Exercise task:
Produce the listing below again, exactly as shown.

— START OF The data —

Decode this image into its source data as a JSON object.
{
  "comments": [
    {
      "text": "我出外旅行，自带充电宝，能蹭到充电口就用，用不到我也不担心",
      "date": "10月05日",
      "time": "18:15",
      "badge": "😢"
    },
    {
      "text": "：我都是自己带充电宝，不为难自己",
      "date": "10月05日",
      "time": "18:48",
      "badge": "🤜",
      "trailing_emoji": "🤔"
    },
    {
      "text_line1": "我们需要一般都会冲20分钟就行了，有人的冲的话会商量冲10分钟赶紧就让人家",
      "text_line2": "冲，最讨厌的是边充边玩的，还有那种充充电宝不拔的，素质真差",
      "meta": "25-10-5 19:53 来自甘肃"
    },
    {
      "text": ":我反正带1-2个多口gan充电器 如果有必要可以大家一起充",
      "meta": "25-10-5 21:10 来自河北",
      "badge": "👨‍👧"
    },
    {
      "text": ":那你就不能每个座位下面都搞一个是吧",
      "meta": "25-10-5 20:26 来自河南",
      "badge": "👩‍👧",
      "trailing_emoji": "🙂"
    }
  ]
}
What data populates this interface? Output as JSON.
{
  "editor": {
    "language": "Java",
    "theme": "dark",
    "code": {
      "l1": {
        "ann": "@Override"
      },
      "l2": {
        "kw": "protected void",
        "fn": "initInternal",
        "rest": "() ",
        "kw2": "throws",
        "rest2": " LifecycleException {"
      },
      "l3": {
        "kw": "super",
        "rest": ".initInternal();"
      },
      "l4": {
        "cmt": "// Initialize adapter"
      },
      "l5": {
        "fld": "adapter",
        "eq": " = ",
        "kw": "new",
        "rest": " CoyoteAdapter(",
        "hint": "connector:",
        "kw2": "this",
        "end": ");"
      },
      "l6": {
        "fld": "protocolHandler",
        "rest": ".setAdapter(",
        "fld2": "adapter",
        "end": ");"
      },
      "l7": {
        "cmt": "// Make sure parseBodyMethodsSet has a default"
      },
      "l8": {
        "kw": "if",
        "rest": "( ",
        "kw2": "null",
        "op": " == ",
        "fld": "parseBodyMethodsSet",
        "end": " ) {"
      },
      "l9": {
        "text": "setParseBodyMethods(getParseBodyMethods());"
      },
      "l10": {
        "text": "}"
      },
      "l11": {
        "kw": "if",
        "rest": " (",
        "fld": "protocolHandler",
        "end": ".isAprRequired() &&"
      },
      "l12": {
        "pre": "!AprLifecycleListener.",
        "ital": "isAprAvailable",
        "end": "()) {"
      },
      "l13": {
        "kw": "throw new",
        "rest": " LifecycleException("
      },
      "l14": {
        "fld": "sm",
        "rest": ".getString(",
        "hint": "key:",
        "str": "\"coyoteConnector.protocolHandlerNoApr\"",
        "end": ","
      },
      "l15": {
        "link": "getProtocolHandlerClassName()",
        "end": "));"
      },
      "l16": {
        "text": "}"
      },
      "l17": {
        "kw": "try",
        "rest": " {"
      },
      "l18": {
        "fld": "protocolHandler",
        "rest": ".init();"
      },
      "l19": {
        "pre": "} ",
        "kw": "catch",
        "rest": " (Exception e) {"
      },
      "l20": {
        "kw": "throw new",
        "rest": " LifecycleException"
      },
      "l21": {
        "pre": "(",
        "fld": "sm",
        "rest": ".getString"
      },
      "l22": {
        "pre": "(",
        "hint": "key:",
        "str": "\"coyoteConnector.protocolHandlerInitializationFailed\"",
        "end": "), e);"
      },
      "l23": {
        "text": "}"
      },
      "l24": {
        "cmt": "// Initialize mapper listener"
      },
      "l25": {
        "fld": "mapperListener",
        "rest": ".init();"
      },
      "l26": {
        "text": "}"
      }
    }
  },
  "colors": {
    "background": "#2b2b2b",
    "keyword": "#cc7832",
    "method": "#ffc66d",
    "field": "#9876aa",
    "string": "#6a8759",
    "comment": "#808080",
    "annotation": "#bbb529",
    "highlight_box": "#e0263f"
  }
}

— END OF The data —

Final result:
Decode this image into its source data as a JSON object.
{
  "comments": [
    {
      "text": "我出外旅行，自带充电宝，能蹭到充电口就用，用不到我也不担心",
      "date": "10月05日",
      "time": "18:15",
      "badge": "😢"
    },
    {
      "text": "：我都是自己带充电宝，不为难自己",
      "date": "10月05日",
      "time": "18:48",
      "badge": "🤜",
      "trailing_emoji": "🤔"
    },
    {
      "text_line1": "我们需要一般都会冲20分钟就行了，有人的冲的话会商量冲10分钟赶紧就让人家",
      "text_line2": "冲，最讨厌的是边充边玩的，还有那种充充电宝不拔的，素质真差",
      "meta": "25-10-5 19:53 来自甘肃"
    },
    {
      "text": ":我反正带1-2个多口gan充电器 如果有必要可以大家一起充",
      "meta": "25-10-5 21:10 来自河北",
      "badge": "👨‍👧"
    },
    {
      "text": ":那你就不能每个座位下面都搞一个是吧",
      "meta": "25-10-5 20:26 来自河南",
      "badge": "👩‍👧",
      "trailing_emoji": "🙂"
    }
  ]
}
What data populates this interface? Output as JSON.
{
  "editor": {
    "language": "Java",
    "theme": "dark",
    "code": {
      "l1": {
        "ann": "@Override"
      },
      "l2": {
        "kw": "protected void",
        "fn": "initInternal",
        "rest": "() ",
        "kw2": "throws",
        "rest2": " LifecycleException {"
      },
      "l3": {
        "kw": "super",
        "rest": ".initInternal();"
      },
      "l4": {
        "cmt": "// Initialize adapter"
      },
      "l5": {
        "fld": "adapter",
        "eq": " = ",
        "kw": "new",
        "rest": " CoyoteAdapter(",
        "hint": "connector:",
        "kw2": "this",
        "end": ");"
      },
      "l6": {
        "fld": "protocolHandler",
        "rest": ".setAdapter(",
        "fld2": "adapter",
        "end": ");"
      },
      "l7": {
        "cmt": "// Make sure parseBodyMethodsSet has a default"
      },
      "l8": {
        "kw": "if",
        "rest": "( ",
        "kw2": "null",
        "op": " == ",
        "fld": "parseBodyMethodsSet",
        "end": " ) {"
      },
      "l9": {
        "text": "setParseBodyMethods(getParseBodyMethods());"
      },
      "l10": {
        "text": "}"
      },
      "l11": {
        "kw": "if",
        "rest": " (",
        "fld": "protocolHandler",
        "end": ".isAprRequired() &&"
      },
      "l12": {
        "pre": "!AprLifecycleListener.",
        "ital": "isAprAvailable",
        "end": "()) {"
      },
      "l13": {
        "kw": "throw new",
        "rest": " LifecycleException("
      },
      "l14": {
        "fld": "sm",
        "rest": ".getString(",
        "hint": "key:",
        "str": "\"coyoteConnector.protocolHandlerNoApr\"",
        "end": ","
      },
      "l15": {
        "link": "getProtocolHandlerClassName()",
        "end": "));"
      },
      "l16": {
        "text": "}"
      },
      "l17": {
        "kw": "try",
        "rest": " {"
      },
      "l18": {
        "fld": "protocolHandler",
        "rest": ".init();"
      },
      "l19": {
        "pre": "} ",
        "kw": "catch",
        "rest": " (Exception e) {"
      },
      "l20": {
        "kw": "throw new",
        "rest": " LifecycleException"
      },
      "l21": {
        "pre": "(",
        "fld": "sm",
        "rest": ".getString"
      },
      "l22": {
        "pre": "(",
        "hint": "key:",
        "str": "\"coyoteConnector.protocolHandlerInitializationFailed\"",
        "end": "), e);"
      },
      "l23": {
        "text": "}"
      },
      "l24": {
        "cmt": "// Initialize mapper listener"
      },
      "l25": {
        "fld": "mapperListener",
        "rest": ".init();"
      },
      "l26": {
        "text": "}"
      }
    }
  },
  "colors": {
    "background": "#2b2b2b",
    "keyword": "#cc7832",
    "method": "#ffc66d",
    "field": "#9876aa",
    "string": "#6a8759",
    "comment": "#808080",
    "annotation": "#bbb529",
    "highlight_box": "#e0263f"
  }
}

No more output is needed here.